## GIVEN REQUEST
Restate the records in their entirety, word for word.

## Rows from a figure dataset
====================
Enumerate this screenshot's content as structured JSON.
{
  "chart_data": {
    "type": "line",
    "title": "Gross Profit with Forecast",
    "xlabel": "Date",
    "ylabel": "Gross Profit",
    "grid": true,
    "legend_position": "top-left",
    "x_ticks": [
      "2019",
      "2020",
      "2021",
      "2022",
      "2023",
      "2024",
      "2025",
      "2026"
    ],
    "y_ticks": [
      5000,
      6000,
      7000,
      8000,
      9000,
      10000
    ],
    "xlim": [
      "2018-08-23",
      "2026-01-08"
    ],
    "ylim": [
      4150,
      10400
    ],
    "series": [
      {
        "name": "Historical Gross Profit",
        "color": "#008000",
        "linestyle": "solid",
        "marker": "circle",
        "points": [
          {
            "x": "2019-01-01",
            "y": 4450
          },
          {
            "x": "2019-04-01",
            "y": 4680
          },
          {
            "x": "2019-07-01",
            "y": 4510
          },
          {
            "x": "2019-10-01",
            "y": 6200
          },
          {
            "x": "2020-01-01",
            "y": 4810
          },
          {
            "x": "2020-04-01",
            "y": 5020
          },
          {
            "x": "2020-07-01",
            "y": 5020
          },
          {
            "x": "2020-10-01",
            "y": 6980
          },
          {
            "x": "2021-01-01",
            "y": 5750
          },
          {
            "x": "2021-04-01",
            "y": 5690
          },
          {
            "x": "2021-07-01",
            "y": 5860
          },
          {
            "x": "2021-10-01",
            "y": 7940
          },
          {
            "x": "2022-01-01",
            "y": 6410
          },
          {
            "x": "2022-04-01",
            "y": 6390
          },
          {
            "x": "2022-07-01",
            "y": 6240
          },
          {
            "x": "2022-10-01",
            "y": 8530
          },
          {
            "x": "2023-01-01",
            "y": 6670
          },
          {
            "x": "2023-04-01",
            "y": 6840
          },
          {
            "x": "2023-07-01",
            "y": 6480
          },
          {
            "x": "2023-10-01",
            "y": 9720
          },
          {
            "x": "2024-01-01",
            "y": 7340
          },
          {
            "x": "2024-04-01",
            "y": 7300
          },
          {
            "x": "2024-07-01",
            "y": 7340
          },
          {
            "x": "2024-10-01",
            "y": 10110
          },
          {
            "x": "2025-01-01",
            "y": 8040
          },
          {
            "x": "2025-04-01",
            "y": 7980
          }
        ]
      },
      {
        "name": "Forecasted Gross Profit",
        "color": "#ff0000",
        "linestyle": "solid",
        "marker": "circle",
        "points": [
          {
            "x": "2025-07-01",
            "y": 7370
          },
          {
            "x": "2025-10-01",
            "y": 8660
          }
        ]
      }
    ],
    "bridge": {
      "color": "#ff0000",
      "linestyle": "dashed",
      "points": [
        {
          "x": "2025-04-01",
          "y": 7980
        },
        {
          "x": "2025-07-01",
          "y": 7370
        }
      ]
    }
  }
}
====================
## CORRECT ANSWER
Enumerate this screenshot's content as structured JSON.
{
  "chart_data": {
    "type": "line",
    "title": "Gross Profit with Forecast",
    "xlabel": "Date",
    "ylabel": "Gross Profit",
    "grid": true,
    "legend_position": "top-left",
    "x_ticks": [
      "2019",
      "2020",
      "2021",
      "2022",
      "2023",
      "2024",
      "2025",
      "2026"
    ],
    "y_ticks": [
      5000,
      6000,
      7000,
      8000,
      9000,
      10000
    ],
    "xlim": [
      "2018-08-23",
      "2026-01-08"
    ],
    "ylim": [
      4150,
      10400
    ],
    "series": [
      {
        "name": "Historical Gross Profit",
        "color": "#008000",
        "linestyle": "solid",
        "marker": "circle",
        "points": [
          {
            "x": "2019-01-01",
            "y": 4450
          },
          {
            "x": "2019-04-01",
            "y": 4680
          },
          {
            "x": "2019-07-01",
            "y": 4510
          },
          {
            "x": "2019-10-01",
            "y": 6200
          },
          {
            "x": "2020-01-01",
            "y": 4810
          },
          {
            "x": "2020-04-01",
            "y": 5020
          },
          {
            "x": "2020-07-01",
            "y": 5020
          },
          {
            "x": "2020-10-01",
            "y": 6980
          },
          {
            "x": "2021-01-01",
            "y": 5750
          },
          {
            "x": "2021-04-01",
            "y": 5690
          },
          {
            "x": "2021-07-01",
            "y": 5860
          },
          {
            "x": "2021-10-01",
            "y": 7940
          },
          {
            "x": "2022-01-01",
            "y": 6410
          },
          {
            "x": "2022-04-01",
            "y": 6390
          },
          {
            "x": "2022-07-01",
            "y": 6240
          },
          {
            "x": "2022-10-01",
            "y": 8530
          },
          {
            "x": "2023-01-01",
            "y": 6670
          },
          {
            "x": "2023-04-01",
            "y": 6840
          },
          {
            "x": "2023-07-01",
            "y": 6480
          },
          {
            "x": "2023-10-01",
            "y": 9720
          },
          {
            "x": "2024-01-01",
            "y": 7340
          },
          {
            "x": "2024-04-01",
            "y": 7300
          },
          {
            "x": "2024-07-01",
            "y": 7340
          },
          {
            "x": "2024-10-01",
            "y": 10110
          },
          {
            "x": "2025-01-01",
            "y": 8040
          },
          {
            "x": "2025-04-01",
            "y": 7980
          }
        ]
      },
      {
        "name": "Forecasted Gross Profit",
        "color": "#ff0000",
        "linestyle": "solid",
        "marker": "circle",
        "points": [
          {
            "x": "2025-07-01",
            "y": 7370
          },
          {
            "x": "2025-10-01",
            "y": 8660
          }
        ]
      }
    ],
    "bridge": {
      "color": "#ff0000",
      "linestyle": "dashed",
      "points": [
        {
          "x": "2025-04-01",
          "y": 7980
        },
        {
          "x": "2025-07-01",
          "y": 7370
        }
      ]
    }
  }
}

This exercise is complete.